_DATA TO USE_:
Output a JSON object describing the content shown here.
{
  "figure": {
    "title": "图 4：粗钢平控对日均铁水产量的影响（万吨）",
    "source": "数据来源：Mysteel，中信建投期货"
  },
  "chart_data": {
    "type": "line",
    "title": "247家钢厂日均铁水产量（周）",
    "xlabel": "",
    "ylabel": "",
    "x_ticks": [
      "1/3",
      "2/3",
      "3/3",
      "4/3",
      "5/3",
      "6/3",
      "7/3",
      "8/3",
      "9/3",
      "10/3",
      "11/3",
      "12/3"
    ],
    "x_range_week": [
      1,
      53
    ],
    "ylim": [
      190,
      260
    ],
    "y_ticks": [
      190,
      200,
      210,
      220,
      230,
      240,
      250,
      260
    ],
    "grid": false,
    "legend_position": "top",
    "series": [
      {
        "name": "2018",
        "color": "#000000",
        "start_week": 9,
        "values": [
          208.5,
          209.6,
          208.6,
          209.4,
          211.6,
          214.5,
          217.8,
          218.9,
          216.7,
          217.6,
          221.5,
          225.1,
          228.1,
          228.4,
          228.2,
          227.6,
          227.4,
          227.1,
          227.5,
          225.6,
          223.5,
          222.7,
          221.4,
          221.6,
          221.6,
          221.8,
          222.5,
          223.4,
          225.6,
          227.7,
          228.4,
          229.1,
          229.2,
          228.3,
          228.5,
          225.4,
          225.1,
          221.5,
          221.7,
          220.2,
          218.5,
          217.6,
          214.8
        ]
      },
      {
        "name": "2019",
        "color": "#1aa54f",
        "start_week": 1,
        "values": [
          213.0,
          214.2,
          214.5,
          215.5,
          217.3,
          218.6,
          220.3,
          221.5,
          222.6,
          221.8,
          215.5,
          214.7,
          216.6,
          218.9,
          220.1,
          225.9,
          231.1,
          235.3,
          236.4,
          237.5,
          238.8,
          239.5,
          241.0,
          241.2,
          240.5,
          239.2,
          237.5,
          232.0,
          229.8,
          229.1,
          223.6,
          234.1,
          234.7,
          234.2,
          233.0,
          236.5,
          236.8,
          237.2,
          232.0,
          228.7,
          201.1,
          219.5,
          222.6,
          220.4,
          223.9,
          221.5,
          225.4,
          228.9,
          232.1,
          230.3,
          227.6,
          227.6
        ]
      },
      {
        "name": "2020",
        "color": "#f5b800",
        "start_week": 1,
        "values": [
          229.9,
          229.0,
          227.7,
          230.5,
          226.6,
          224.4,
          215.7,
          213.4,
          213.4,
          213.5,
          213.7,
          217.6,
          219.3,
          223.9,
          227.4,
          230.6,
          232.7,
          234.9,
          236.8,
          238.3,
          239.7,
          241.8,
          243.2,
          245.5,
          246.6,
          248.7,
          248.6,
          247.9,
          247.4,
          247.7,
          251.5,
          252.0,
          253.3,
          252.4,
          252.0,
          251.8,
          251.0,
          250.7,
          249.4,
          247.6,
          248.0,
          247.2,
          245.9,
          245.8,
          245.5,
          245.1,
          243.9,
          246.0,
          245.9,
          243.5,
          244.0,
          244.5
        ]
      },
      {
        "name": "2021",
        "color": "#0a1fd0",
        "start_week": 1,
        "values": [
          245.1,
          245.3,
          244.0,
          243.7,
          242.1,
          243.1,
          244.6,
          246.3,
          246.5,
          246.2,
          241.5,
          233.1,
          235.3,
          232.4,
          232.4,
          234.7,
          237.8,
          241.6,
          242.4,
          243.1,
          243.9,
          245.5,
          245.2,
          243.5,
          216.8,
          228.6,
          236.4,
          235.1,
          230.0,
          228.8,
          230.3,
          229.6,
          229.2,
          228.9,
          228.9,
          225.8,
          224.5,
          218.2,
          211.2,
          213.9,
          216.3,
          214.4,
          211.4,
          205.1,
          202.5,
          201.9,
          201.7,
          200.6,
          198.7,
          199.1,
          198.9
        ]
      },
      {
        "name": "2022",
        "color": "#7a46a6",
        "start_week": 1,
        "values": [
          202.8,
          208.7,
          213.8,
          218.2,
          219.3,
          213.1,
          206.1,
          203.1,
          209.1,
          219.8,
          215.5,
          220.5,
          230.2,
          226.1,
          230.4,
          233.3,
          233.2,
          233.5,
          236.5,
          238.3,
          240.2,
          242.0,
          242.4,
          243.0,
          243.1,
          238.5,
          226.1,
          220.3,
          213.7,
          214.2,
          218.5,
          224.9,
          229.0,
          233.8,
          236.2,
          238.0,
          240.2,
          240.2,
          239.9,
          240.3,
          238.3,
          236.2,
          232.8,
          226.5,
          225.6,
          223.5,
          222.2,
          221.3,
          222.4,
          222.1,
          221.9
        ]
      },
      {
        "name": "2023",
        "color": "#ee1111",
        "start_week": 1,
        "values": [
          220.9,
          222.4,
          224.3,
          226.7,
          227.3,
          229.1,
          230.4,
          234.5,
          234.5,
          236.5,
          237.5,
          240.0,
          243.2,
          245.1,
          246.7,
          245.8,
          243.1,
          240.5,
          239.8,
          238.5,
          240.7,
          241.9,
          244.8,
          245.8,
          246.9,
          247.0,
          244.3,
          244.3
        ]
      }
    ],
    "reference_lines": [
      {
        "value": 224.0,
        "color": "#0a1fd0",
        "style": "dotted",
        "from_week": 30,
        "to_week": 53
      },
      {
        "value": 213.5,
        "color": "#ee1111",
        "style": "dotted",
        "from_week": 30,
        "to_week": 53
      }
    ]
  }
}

_WRITTEN REQUEST_:
Copy every line of the records word for word.

_FULL OUTPUT_:
Output a JSON object describing the content shown here.
{
  "figure": {
    "title": "图 4：粗钢平控对日均铁水产量的影响（万吨）",
    "source": "数据来源：Mysteel，中信建投期货"
  },
  "chart_data": {
    "type": "line",
    "title": "247家钢厂日均铁水产量（周）",
    "xlabel": "",
    "ylabel": "",
    "x_ticks": [
      "1/3",
      "2/3",
      "3/3",
      "4/3",
      "5/3",
      "6/3",
      "7/3",
      "8/3",
      "9/3",
      "10/3",
      "11/3",
      "12/3"
    ],
    "x_range_week": [
      1,
      53
    ],
    "ylim": [
      190,
      260
    ],
    "y_ticks": [
      190,
      200,
      210,
      220,
      230,
      240,
      250,
      260
    ],
    "grid": false,
    "legend_position": "top",
    "series": [
      {
        "name": "2018",
        "color": "#000000",
        "start_week": 9,
        "values": [
          208.5,
          209.6,
          208.6,
          209.4,
          211.6,
          214.5,
          217.8,
          218.9,
          216.7,
          217.6,
          221.5,
          225.1,
          228.1,
          228.4,
          228.2,
          227.6,
          227.4,
          227.1,
          227.5,
          225.6,
          223.5,
          222.7,
          221.4,
          221.6,
          221.6,
          221.8,
          222.5,
          223.4,
          225.6,
          227.7,
          228.4,
          229.1,
          229.2,
          228.3,
          228.5,
          225.4,
          225.1,
          221.5,
          221.7,
          220.2,
          218.5,
          217.6,
          214.8
        ]
      },
      {
        "name": "2019",
        "color": "#1aa54f",
        "start_week": 1,
        "values": [
          213.0,
          214.2,
          214.5,
          215.5,
          217.3,
          218.6,
          220.3,
          221.5,
          222.6,
          221.8,
          215.5,
          214.7,
          216.6,
          218.9,
          220.1,
          225.9,
          231.1,
          235.3,
          236.4,
          237.5,
          238.8,
          239.5,
          241.0,
          241.2,
          240.5,
          239.2,
          237.5,
          232.0,
          229.8,
          229.1,
          223.6,
          234.1,
          234.7,
          234.2,
          233.0,
          236.5,
          236.8,
          237.2,
          232.0,
          228.7,
          201.1,
          219.5,
          222.6,
          220.4,
          223.9,
          221.5,
          225.4,
          228.9,
          232.1,
          230.3,
          227.6,
          227.6
        ]
      },
      {
        "name": "2020",
        "color": "#f5b800",
        "start_week": 1,
        "values": [
          229.9,
          229.0,
          227.7,
          230.5,
          226.6,
          224.4,
          215.7,
          213.4,
          213.4,
          213.5,
          213.7,
          217.6,
          219.3,
          223.9,
          227.4,
          230.6,
          232.7,
          234.9,
          236.8,
          238.3,
          239.7,
          241.8,
          243.2,
          245.5,
          246.6,
          248.7,
          248.6,
          247.9,
          247.4,
          247.7,
          251.5,
          252.0,
          253.3,
          252.4,
          252.0,
          251.8,
          251.0,
          250.7,
          249.4,
          247.6,
          248.0,
          247.2,
          245.9,
          245.8,
          245.5,
          245.1,
          243.9,
          246.0,
          245.9,
          243.5,
          244.0,
          244.5
        ]
      },
      {
        "name": "2021",
        "color": "#0a1fd0",
        "start_week": 1,
        "values": [
          245.1,
          245.3,
          244.0,
          243.7,
          242.1,
          243.1,
          244.6,
          246.3,
          246.5,
          246.2,
          241.5,
          233.1,
          235.3,
          232.4,
          232.4,
          234.7,
          237.8,
          241.6,
          242.4,
          243.1,
          243.9,
          245.5,
          245.2,
          243.5,
          216.8,
          228.6,
          236.4,
          235.1,
          230.0,
          228.8,
          230.3,
          229.6,
          229.2,
          228.9,
          228.9,
          225.8,
          224.5,
          218.2,
          211.2,
          213.9,
          216.3,
          214.4,
          211.4,
          205.1,
          202.5,
          201.9,
          201.7,
          200.6,
          198.7,
          199.1,
          198.9
        ]
      },
      {
        "name": "2022",
        "color": "#7a46a6",
        "start_week": 1,
        "values": [
          202.8,
          208.7,
          213.8,
          218.2,
          219.3,
          213.1,
          206.1,
          203.1,
          209.1,
          219.8,
          215.5,
          220.5,
          230.2,
          226.1,
          230.4,
          233.3,
          233.2,
          233.5,
          236.5,
          238.3,
          240.2,
          242.0,
          242.4,
          243.0,
          243.1,
          238.5,
          226.1,
          220.3,
          213.7,
          214.2,
          218.5,
          224.9,
          229.0,
          233.8,
          236.2,
          238.0,
          240.2,
          240.2,
          239.9,
          240.3,
          238.3,
          236.2,
          232.8,
          226.5,
          225.6,
          223.5,
          222.2,
          221.3,
          222.4,
          222.1,
          221.9
        ]
      },
      {
        "name": "2023",
        "color": "#ee1111",
        "start_week": 1,
        "values": [
          220.9,
          222.4,
          224.3,
          226.7,
          227.3,
          229.1,
          230.4,
          234.5,
          234.5,
          236.5,
          237.5,
          240.0,
          243.2,
          245.1,
          246.7,
          245.8,
          243.1,
          240.5,
          239.8,
          238.5,
          240.7,
          241.9,
          244.8,
          245.8,
          246.9,
          247.0,
          244.3,
          244.3
        ]
      }
    ],
    "reference_lines": [
      {
        "value": 224.0,
        "color": "#0a1fd0",
        "style": "dotted",
        "from_week": 30,
        "to_week": 53
      },
      {
        "value": 213.5,
        "color": "#ee1111",
        "style": "dotted",
        "from_week": 30,
        "to_week": 53
      }
    ]
  }
}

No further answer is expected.